_WORK TO COMPLETE_: Lines containing the word "JSON" are the ones to copy from the records below.

_RAW RECORDS_:
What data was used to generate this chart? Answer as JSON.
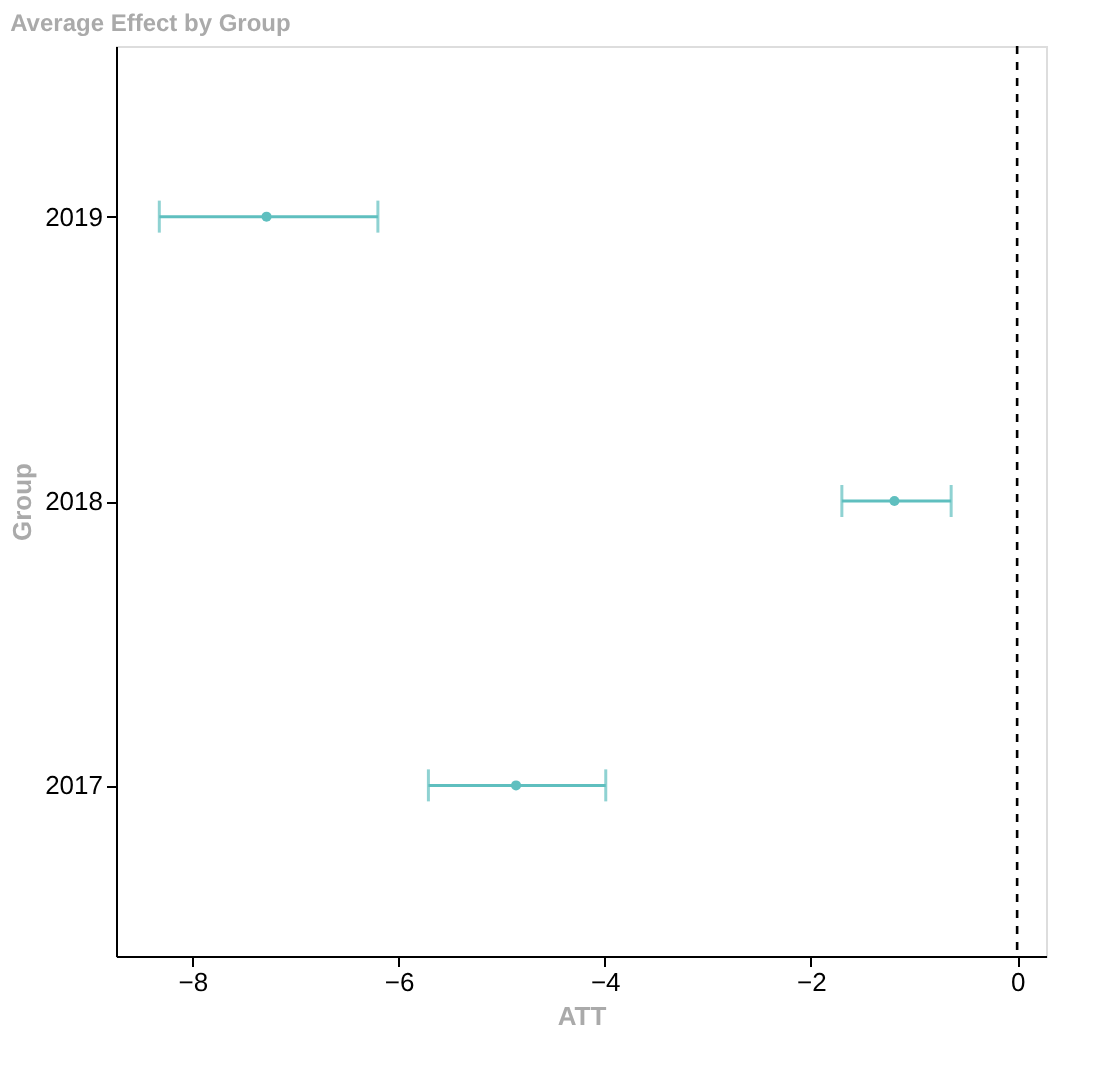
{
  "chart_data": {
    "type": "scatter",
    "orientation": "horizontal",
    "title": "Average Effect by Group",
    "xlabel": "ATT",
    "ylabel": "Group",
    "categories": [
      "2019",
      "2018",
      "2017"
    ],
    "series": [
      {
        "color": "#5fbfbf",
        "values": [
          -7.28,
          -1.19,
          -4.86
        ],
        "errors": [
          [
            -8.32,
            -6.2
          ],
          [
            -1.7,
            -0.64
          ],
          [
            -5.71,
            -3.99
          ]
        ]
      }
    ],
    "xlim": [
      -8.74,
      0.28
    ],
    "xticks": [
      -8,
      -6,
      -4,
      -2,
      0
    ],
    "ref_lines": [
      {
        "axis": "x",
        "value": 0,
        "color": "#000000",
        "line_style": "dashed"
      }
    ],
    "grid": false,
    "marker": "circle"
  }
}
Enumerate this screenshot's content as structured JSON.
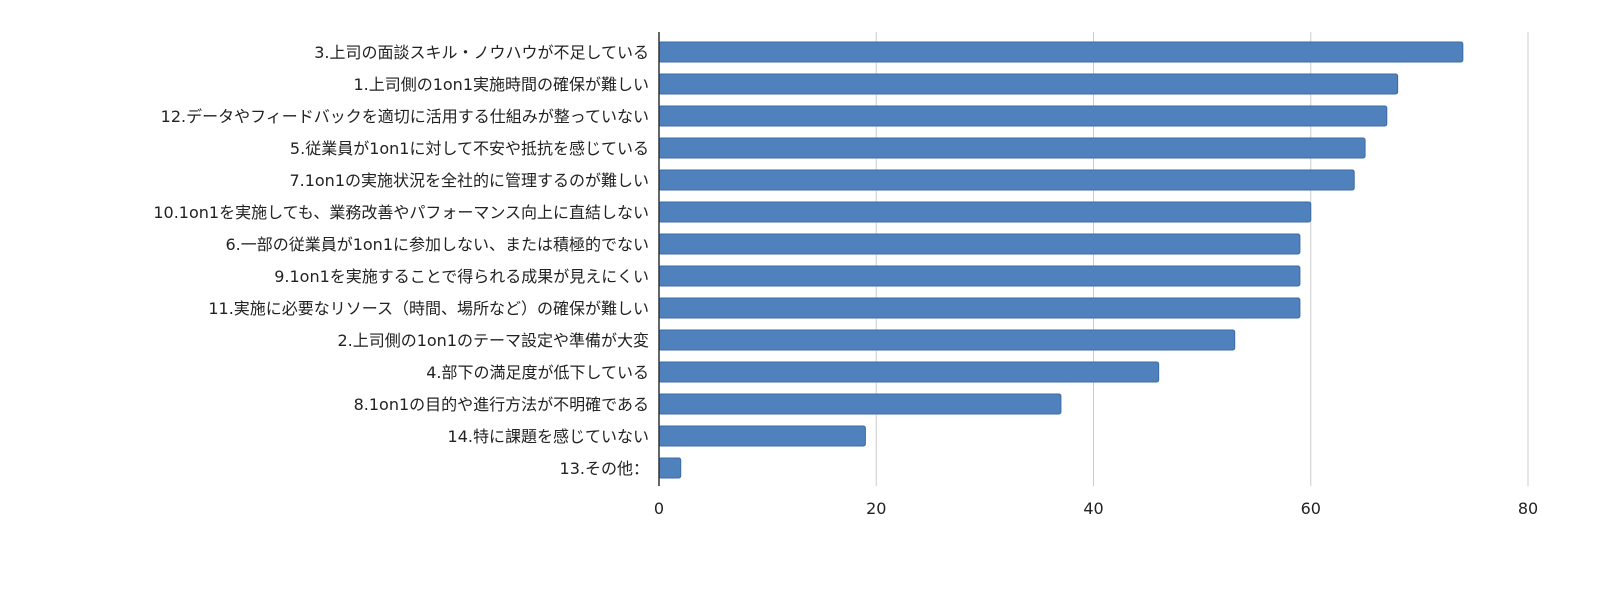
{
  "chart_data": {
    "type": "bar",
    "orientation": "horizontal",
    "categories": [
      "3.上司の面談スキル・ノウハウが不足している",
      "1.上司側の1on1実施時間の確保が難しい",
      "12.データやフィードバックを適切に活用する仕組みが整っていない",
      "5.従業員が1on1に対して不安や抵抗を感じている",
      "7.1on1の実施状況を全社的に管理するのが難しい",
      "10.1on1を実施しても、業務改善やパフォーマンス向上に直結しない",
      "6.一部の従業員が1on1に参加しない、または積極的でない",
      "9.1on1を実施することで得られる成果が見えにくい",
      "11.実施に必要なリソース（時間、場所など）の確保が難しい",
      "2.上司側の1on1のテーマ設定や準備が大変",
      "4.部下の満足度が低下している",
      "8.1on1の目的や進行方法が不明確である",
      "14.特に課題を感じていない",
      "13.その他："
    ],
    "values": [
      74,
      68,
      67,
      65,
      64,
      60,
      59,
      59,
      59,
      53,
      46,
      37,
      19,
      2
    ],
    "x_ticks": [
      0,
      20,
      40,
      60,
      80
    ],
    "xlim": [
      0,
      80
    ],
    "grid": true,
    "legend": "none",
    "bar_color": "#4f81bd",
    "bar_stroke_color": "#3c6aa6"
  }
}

_EXERCISE RESPONSE_:
What data was used to generate this chart? Answer as JSON.
Enumerate this screenshot's content as structured JSON.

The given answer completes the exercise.